Seek out every line containing the word "LIMITATION", and copy each.

::: Record excerpts

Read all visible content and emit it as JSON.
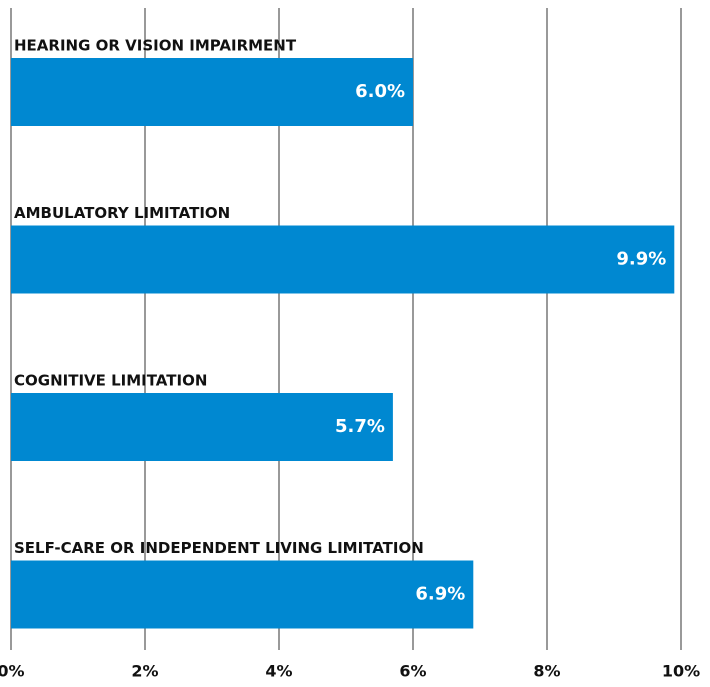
{
  "chart_data": {
    "type": "hbar",
    "categories": [
      "HEARING OR VISION IMPAIRMENT",
      "AMBULATORY LIMITATION",
      "COGNITIVE LIMITATION",
      "SELF-CARE OR INDEPENDENT LIVING LIMITATION"
    ],
    "values": [
      6.0,
      9.9,
      5.7,
      6.9
    ],
    "value_labels": [
      "6.0%",
      "9.9%",
      "5.7%",
      "6.9%"
    ],
    "color": "#0088d1",
    "xlim": [
      0,
      10
    ],
    "xticks": [
      {
        "value": 0,
        "label": "0%"
      },
      {
        "value": 2,
        "label": "2%"
      },
      {
        "value": 4,
        "label": "4%"
      },
      {
        "value": 6,
        "label": "6%"
      },
      {
        "value": 8,
        "label": "8%"
      },
      {
        "value": 10,
        "label": "10%"
      }
    ],
    "grid": true
  }
}
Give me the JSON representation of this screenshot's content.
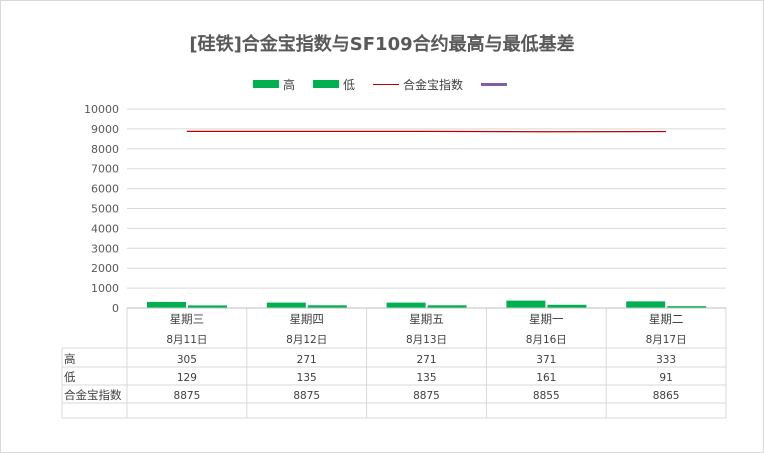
{
  "title": "[硅铁]合金宝指数与SF109合约最高与最低基差",
  "legend": [
    {
      "label": "高",
      "kind": "bar",
      "color": "#00b050"
    },
    {
      "label": "低",
      "kind": "bar",
      "color": "#00b050"
    },
    {
      "label": "合金宝指数",
      "kind": "line",
      "color": "#c00000"
    },
    {
      "label": "",
      "kind": "line",
      "color": "#7f5fa8"
    }
  ],
  "chart_data": {
    "type": "bar",
    "categories": [
      "星期三",
      "星期四",
      "星期五",
      "星期一",
      "星期二"
    ],
    "dates": [
      "8月11日",
      "8月12日",
      "8月13日",
      "8月16日",
      "8月17日"
    ],
    "series": [
      {
        "name": "高",
        "type": "bar",
        "color": "#00b050",
        "values": [
          305,
          271,
          271,
          371,
          333
        ]
      },
      {
        "name": "低",
        "type": "bar",
        "color": "#00b050",
        "values": [
          129,
          135,
          135,
          161,
          91
        ]
      },
      {
        "name": "合金宝指数",
        "type": "line",
        "color": "#c00000",
        "values": [
          8875,
          8875,
          8875,
          8855,
          8865
        ]
      }
    ],
    "ylim": [
      0,
      10000
    ],
    "yticks": [
      "0",
      "1000",
      "2000",
      "3000",
      "4000",
      "5000",
      "6000",
      "7000",
      "8000",
      "9000",
      "10000"
    ],
    "grid": true,
    "legend_position": "top",
    "table": {
      "row_labels": [
        "高",
        "低",
        "合金宝指数"
      ],
      "rows": [
        [
          "305",
          "271",
          "271",
          "371",
          "333"
        ],
        [
          "129",
          "135",
          "135",
          "161",
          "91"
        ],
        [
          "8875",
          "8875",
          "8875",
          "8855",
          "8865"
        ]
      ]
    }
  }
}
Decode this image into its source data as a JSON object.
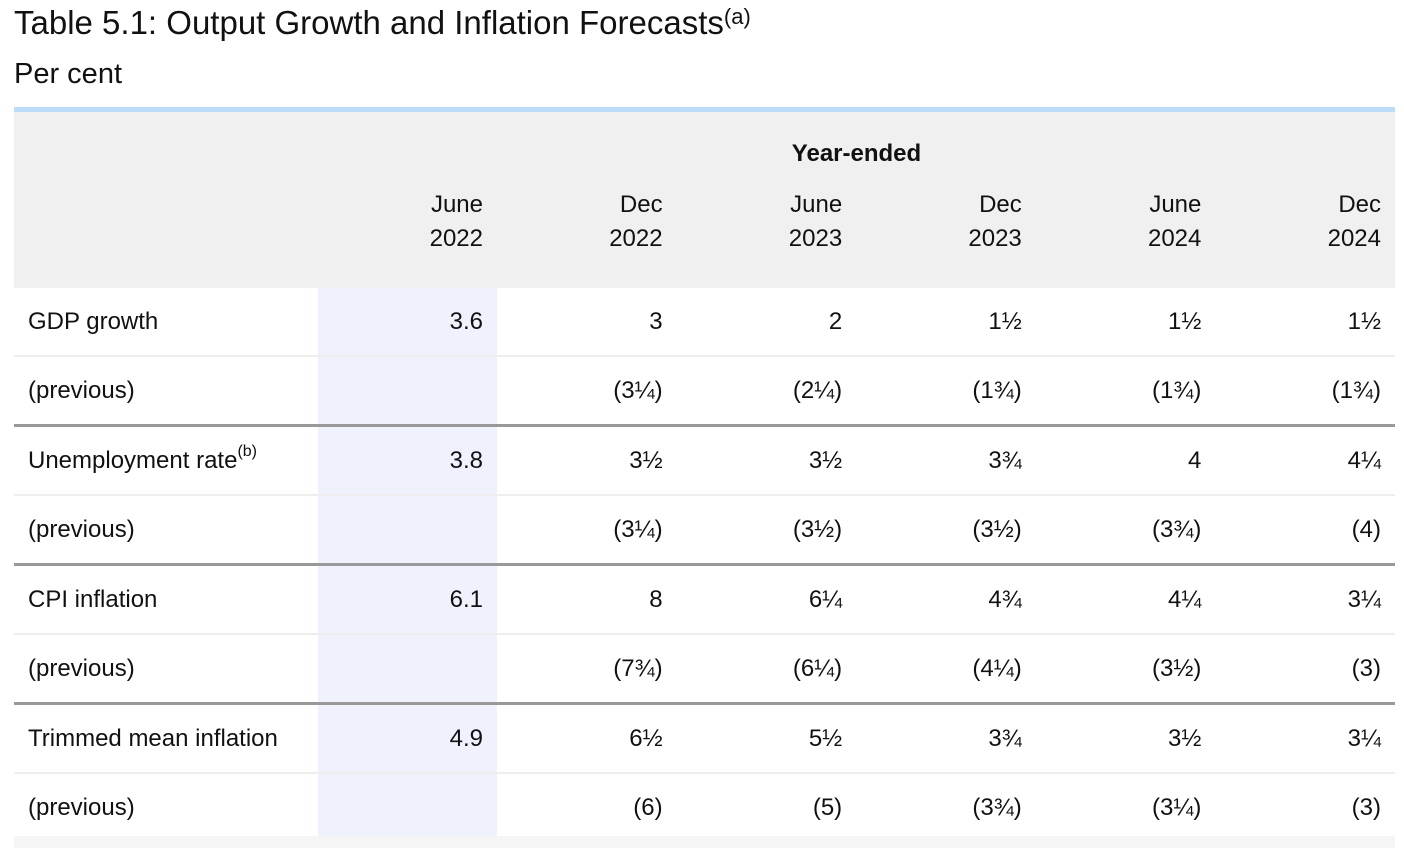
{
  "title": "Table 5.1: Output Growth and Inflation Forecasts",
  "title_note": "(a)",
  "subtitle": "Per cent",
  "header": {
    "group_label": "Year-ended",
    "columns": [
      {
        "month": "June",
        "year": "2022"
      },
      {
        "month": "Dec",
        "year": "2022"
      },
      {
        "month": "June",
        "year": "2023"
      },
      {
        "month": "Dec",
        "year": "2023"
      },
      {
        "month": "June",
        "year": "2024"
      },
      {
        "month": "Dec",
        "year": "2024"
      }
    ]
  },
  "rows": [
    {
      "label": "GDP growth",
      "note": "",
      "values": [
        "3.6",
        "3",
        "2",
        "1½",
        "1½",
        "1½"
      ],
      "previous_label": "(previous)",
      "previous": [
        "",
        "(3¼)",
        "(2¼)",
        "(1¾)",
        "(1¾)",
        "(1¾)"
      ]
    },
    {
      "label": "Unemployment rate",
      "note": "(b)",
      "values": [
        "3.8",
        "3½",
        "3½",
        "3¾",
        "4",
        "4¼"
      ],
      "previous_label": "(previous)",
      "previous": [
        "",
        "(3¼)",
        "(3½)",
        "(3½)",
        "(3¾)",
        "(4)"
      ]
    },
    {
      "label": "CPI inflation",
      "note": "",
      "values": [
        "6.1",
        "8",
        "6¼",
        "4¾",
        "4¼",
        "3¼"
      ],
      "previous_label": "(previous)",
      "previous": [
        "",
        "(7¾)",
        "(6¼)",
        "(4¼)",
        "(3½)",
        "(3)"
      ]
    },
    {
      "label": "Trimmed mean inflation",
      "note": "",
      "values": [
        "4.9",
        "6½",
        "5½",
        "3¾",
        "3½",
        "3¼"
      ],
      "previous_label": "(previous)",
      "previous": [
        "",
        "(6)",
        "(5)",
        "(3¾)",
        "(3¼)",
        "(3)"
      ]
    }
  ],
  "colors": {
    "header_bg": "#f0f0f0",
    "top_rule": "#bcdcfa",
    "highlight_column": "#eff1fd",
    "group_rule": "#999999"
  }
}
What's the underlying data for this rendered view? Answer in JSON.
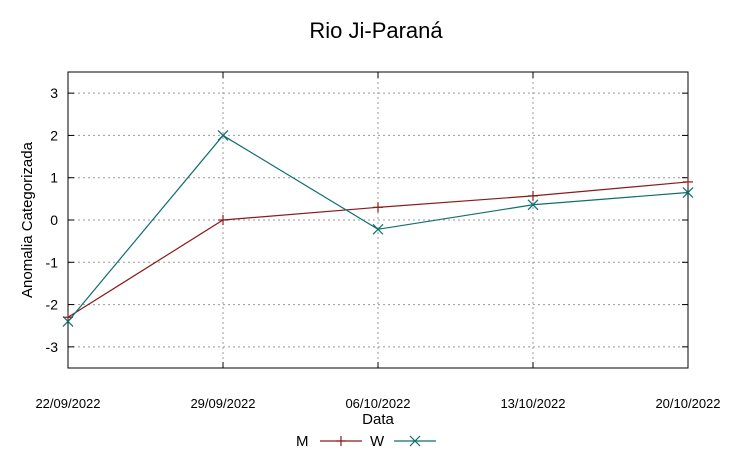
{
  "chart_data": {
    "type": "line",
    "title": "Rio Ji-Paraná",
    "xlabel": "Data",
    "ylabel": "Anomalia Categorizada",
    "categories": [
      "22/09/2022",
      "29/09/2022",
      "06/10/2022",
      "13/10/2022",
      "20/10/2022"
    ],
    "ylim": [
      -3.5,
      3.5
    ],
    "yticks": [
      3,
      2,
      1,
      0,
      -1,
      -2,
      -3
    ],
    "grid": true,
    "legend_position": "bottom-center",
    "series": [
      {
        "name": "M",
        "color": "#8b1a1a",
        "marker": "plus",
        "values": [
          -2.3,
          0.0,
          0.3,
          0.57,
          0.9
        ]
      },
      {
        "name": "W",
        "color": "#0f6e6e",
        "marker": "cross",
        "values": [
          -2.4,
          2.0,
          -0.22,
          0.36,
          0.65
        ]
      }
    ]
  }
}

::::::

### Solution to the problem
      "AMBULATORY LIMITATION",
      "COGNITIVE LIMITATION",
      "SELF-CARE OR INDEPENDENT LIVING LIMITATION"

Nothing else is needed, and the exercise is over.